• **Problem**:
Please pull out every line from the start of the entries below down to the line containing "bar-segment-04 (75, 427, 124, 452)", both included, and reproduce each one unchanged.

[start of Task inputs]

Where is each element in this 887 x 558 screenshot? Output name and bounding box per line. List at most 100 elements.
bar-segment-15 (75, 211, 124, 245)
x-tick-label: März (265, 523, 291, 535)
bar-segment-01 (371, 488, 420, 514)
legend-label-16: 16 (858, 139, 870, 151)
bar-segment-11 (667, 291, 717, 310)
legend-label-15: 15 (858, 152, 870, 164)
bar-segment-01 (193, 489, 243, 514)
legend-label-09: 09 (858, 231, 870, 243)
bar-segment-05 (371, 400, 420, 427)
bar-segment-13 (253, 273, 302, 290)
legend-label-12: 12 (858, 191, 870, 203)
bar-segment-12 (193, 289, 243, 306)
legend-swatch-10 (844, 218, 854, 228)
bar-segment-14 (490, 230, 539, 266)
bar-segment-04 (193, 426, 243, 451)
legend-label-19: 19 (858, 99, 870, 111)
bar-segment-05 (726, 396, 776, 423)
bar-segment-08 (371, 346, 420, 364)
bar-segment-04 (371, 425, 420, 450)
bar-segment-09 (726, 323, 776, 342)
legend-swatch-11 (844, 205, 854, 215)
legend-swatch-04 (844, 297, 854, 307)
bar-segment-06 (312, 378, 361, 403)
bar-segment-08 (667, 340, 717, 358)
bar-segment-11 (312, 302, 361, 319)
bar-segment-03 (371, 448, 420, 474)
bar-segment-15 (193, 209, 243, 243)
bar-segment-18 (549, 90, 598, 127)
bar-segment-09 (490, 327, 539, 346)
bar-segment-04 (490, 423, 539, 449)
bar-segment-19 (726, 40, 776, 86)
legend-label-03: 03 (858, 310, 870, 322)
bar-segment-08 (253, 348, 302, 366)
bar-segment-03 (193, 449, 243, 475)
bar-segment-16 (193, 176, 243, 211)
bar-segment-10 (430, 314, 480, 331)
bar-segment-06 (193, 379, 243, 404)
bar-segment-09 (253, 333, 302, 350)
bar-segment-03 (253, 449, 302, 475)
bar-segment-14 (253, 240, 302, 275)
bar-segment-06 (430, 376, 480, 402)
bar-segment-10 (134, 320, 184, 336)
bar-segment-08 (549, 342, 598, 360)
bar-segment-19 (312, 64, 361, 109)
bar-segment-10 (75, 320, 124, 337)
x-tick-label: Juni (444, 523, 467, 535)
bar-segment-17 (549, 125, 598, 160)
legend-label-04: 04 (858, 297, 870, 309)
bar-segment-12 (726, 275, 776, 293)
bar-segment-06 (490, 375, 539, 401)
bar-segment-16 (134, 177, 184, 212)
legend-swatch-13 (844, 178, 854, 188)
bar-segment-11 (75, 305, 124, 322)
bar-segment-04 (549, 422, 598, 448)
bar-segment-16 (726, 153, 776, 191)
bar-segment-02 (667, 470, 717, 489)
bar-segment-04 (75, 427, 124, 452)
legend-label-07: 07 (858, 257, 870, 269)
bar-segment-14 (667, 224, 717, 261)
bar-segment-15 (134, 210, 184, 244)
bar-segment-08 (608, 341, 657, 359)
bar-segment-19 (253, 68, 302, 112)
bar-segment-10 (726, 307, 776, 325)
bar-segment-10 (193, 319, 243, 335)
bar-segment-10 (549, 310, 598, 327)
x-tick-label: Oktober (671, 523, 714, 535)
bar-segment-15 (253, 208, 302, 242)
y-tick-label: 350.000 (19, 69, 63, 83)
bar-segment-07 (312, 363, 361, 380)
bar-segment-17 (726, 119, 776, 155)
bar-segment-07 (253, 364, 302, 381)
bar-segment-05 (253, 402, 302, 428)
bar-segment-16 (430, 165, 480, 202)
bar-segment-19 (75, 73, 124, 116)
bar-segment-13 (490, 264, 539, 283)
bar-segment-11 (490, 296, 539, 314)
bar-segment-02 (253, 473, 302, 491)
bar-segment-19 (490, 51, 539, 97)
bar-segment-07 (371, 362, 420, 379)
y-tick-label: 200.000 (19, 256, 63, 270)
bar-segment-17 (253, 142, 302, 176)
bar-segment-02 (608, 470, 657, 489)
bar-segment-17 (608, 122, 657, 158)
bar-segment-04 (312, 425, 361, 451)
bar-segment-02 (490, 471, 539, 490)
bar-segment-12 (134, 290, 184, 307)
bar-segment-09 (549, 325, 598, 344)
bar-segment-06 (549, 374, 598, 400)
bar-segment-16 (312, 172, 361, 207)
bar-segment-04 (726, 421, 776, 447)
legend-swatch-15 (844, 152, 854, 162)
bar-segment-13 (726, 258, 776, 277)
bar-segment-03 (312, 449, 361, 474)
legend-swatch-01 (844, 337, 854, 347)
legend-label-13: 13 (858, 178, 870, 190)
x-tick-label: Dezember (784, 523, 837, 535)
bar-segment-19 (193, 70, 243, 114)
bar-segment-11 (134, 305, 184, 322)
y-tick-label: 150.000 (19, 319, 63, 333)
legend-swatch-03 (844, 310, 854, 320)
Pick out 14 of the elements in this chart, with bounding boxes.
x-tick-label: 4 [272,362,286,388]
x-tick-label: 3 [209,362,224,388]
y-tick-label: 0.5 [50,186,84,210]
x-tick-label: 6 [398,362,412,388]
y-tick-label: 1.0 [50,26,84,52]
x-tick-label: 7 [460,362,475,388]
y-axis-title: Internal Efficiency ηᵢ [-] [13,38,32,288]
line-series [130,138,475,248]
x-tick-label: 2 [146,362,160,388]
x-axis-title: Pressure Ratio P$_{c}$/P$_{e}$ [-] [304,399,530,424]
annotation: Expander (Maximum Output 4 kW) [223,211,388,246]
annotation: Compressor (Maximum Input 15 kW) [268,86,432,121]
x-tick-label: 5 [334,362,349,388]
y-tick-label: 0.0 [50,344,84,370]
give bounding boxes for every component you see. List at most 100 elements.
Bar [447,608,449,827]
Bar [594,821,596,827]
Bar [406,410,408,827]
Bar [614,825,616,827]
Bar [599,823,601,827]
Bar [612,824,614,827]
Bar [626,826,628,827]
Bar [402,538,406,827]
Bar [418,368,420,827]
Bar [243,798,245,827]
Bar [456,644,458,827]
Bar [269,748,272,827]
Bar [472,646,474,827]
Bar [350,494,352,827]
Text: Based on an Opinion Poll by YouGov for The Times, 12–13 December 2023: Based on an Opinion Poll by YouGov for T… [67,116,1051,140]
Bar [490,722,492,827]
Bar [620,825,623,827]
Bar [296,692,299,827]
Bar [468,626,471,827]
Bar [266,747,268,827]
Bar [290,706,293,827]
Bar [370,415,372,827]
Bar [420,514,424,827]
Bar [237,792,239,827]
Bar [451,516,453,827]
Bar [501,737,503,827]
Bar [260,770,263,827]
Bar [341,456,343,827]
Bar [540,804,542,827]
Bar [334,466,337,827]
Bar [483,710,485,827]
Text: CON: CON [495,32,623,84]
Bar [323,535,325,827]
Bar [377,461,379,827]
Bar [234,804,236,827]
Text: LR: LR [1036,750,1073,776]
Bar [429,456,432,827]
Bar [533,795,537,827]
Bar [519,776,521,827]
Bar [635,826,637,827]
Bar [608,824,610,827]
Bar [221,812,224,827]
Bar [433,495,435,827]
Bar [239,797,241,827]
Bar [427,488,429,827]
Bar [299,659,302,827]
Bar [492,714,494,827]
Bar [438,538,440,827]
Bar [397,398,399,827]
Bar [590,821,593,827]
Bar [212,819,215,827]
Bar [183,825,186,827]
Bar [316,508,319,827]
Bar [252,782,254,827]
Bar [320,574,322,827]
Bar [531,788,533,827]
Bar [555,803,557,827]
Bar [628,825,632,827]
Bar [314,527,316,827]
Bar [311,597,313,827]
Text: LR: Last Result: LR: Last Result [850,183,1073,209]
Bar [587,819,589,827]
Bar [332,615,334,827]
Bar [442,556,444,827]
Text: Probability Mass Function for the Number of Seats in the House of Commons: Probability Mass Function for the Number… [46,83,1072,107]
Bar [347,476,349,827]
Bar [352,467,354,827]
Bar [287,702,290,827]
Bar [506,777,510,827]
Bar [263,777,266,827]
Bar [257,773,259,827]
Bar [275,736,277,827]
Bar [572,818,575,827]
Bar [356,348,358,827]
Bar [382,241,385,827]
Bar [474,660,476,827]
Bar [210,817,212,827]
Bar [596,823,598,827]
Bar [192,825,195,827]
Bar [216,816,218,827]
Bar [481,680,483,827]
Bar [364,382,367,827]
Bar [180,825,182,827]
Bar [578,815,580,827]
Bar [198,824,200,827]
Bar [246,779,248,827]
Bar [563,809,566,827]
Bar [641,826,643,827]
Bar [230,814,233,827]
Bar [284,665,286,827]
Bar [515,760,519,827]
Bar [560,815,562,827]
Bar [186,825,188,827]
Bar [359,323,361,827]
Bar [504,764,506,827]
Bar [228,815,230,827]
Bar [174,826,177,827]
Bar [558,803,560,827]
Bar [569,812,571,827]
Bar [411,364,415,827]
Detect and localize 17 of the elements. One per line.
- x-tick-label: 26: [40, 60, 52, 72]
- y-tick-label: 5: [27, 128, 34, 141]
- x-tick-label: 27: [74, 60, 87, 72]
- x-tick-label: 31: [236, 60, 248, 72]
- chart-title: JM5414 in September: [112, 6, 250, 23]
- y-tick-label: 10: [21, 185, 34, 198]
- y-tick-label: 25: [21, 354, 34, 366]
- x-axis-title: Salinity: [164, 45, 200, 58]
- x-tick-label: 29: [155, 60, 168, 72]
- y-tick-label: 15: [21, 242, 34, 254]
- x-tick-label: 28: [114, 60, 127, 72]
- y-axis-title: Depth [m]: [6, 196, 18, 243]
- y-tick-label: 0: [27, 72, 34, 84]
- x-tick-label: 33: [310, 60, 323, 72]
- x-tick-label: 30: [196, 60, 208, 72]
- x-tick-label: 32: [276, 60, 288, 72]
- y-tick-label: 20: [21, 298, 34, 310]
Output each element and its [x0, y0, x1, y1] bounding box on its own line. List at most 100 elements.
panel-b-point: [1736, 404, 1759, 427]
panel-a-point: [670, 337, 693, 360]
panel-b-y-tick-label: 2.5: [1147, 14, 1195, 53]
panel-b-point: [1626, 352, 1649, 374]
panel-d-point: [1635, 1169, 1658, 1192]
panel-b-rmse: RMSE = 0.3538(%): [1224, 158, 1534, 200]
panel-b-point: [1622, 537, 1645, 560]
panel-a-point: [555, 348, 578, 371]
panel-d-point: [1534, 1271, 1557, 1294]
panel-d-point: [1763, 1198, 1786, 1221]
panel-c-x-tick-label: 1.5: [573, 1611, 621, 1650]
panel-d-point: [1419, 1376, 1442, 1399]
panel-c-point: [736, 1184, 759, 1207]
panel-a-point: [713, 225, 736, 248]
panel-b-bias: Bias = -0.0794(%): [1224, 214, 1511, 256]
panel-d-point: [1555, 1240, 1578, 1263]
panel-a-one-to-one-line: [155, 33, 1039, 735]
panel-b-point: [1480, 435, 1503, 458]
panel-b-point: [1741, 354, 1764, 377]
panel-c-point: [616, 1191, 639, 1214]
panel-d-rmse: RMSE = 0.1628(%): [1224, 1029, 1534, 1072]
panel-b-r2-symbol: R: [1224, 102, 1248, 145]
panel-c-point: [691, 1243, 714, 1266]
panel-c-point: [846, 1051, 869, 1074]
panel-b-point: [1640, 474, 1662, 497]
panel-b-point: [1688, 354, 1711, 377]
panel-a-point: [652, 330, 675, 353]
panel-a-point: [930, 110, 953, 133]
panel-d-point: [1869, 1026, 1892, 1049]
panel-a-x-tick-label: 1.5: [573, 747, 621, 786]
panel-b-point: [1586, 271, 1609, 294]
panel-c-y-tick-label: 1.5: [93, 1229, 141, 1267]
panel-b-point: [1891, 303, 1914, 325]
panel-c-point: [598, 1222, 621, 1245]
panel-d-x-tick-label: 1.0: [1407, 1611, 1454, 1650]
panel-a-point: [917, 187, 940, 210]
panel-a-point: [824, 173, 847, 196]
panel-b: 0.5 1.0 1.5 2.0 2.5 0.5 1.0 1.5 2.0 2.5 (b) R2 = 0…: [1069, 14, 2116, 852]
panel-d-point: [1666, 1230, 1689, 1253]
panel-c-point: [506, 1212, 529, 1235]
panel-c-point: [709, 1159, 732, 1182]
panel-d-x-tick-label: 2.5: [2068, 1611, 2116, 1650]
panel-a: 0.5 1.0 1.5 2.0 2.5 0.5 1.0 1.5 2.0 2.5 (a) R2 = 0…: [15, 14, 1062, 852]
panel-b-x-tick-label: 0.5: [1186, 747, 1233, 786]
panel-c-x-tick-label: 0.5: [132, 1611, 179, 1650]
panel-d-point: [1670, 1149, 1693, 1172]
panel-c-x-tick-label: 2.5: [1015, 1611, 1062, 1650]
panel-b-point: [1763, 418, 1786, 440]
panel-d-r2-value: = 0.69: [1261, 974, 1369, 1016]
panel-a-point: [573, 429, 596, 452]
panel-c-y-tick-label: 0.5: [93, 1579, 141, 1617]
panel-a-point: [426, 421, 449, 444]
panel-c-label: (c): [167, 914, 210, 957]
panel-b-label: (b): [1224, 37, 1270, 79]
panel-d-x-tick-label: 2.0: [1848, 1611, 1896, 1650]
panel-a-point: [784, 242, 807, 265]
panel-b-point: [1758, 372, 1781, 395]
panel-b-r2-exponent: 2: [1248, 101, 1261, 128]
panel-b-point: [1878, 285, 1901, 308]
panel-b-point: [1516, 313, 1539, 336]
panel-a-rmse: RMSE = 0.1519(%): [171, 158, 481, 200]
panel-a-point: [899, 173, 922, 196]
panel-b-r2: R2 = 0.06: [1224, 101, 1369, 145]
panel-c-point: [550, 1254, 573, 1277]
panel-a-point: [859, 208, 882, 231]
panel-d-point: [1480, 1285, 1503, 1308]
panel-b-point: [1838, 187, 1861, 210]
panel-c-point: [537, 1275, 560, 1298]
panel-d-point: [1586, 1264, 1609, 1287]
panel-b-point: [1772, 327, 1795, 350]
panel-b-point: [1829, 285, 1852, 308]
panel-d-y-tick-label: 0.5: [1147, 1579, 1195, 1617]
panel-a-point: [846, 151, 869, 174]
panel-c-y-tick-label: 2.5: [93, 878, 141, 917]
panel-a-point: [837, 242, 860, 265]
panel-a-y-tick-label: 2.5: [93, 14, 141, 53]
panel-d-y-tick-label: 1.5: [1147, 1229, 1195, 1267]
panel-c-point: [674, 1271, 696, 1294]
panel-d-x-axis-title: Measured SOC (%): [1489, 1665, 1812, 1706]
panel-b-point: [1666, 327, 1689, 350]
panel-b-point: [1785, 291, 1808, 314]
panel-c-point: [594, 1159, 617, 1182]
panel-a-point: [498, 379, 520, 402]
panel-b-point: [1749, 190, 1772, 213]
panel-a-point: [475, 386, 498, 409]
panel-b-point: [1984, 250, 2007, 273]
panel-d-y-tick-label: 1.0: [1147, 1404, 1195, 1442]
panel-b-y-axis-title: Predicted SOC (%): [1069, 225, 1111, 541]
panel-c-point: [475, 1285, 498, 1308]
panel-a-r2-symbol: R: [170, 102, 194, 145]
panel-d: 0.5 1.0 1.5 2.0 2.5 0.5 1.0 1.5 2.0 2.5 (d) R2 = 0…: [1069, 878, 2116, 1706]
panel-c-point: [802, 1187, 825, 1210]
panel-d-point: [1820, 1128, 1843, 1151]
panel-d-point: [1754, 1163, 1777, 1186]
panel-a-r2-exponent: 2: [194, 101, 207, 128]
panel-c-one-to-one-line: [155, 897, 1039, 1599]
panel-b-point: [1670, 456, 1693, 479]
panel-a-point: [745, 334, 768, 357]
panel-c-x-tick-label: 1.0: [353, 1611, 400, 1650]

[end of Task inputs]

• **Problem solution**:
Where is each element in this 887 x 558 screenshot? Output name and bounding box per line. List at most 100 elements.
bar-segment-15 (75, 211, 124, 245)
x-tick-label: März (265, 523, 291, 535)
bar-segment-01 (371, 488, 420, 514)
legend-label-16: 16 (858, 139, 870, 151)
bar-segment-11 (667, 291, 717, 310)
legend-label-15: 15 (858, 152, 870, 164)
bar-segment-01 (193, 489, 243, 514)
legend-label-09: 09 (858, 231, 870, 243)
bar-segment-05 (371, 400, 420, 427)
bar-segment-13 (253, 273, 302, 290)
legend-label-12: 12 (858, 191, 870, 203)
bar-segment-12 (193, 289, 243, 306)
legend-swatch-10 (844, 218, 854, 228)
bar-segment-14 (490, 230, 539, 266)
bar-segment-04 (193, 426, 243, 451)
legend-label-19: 19 (858, 99, 870, 111)
bar-segment-05 (726, 396, 776, 423)
bar-segment-08 (371, 346, 420, 364)
bar-segment-04 (371, 425, 420, 450)
bar-segment-09 (726, 323, 776, 342)
legend-swatch-11 (844, 205, 854, 215)
legend-swatch-04 (844, 297, 854, 307)
bar-segment-06 (312, 378, 361, 403)
bar-segment-08 (667, 340, 717, 358)
bar-segment-11 (312, 302, 361, 319)
bar-segment-03 (371, 448, 420, 474)
bar-segment-15 (193, 209, 243, 243)
bar-segment-18 (549, 90, 598, 127)
bar-segment-09 (490, 327, 539, 346)
bar-segment-04 (490, 423, 539, 449)
bar-segment-19 (726, 40, 776, 86)
legend-label-03: 03 (858, 310, 870, 322)
bar-segment-08 (253, 348, 302, 366)
bar-segment-03 (193, 449, 243, 475)
bar-segment-16 (193, 176, 243, 211)
bar-segment-10 (430, 314, 480, 331)
bar-segment-06 (193, 379, 243, 404)
bar-segment-09 (253, 333, 302, 350)
bar-segment-03 (253, 449, 302, 475)
bar-segment-14 (253, 240, 302, 275)
bar-segment-06 (430, 376, 480, 402)
bar-segment-10 (134, 320, 184, 336)
bar-segment-08 (549, 342, 598, 360)
bar-segment-19 (312, 64, 361, 109)
bar-segment-10 (75, 320, 124, 337)
x-tick-label: Juni (444, 523, 467, 535)
bar-segment-17 (549, 125, 598, 160)
legend-label-04: 04 (858, 297, 870, 309)
bar-segment-12 (726, 275, 776, 293)
bar-segment-06 (490, 375, 539, 401)
bar-segment-16 (134, 177, 184, 212)
legend-swatch-13 (844, 178, 854, 188)
bar-segment-11 (75, 305, 124, 322)
bar-segment-04 (549, 422, 598, 448)
bar-segment-16 (726, 153, 776, 191)
bar-segment-02 (667, 470, 717, 489)
bar-segment-04 (75, 427, 124, 452)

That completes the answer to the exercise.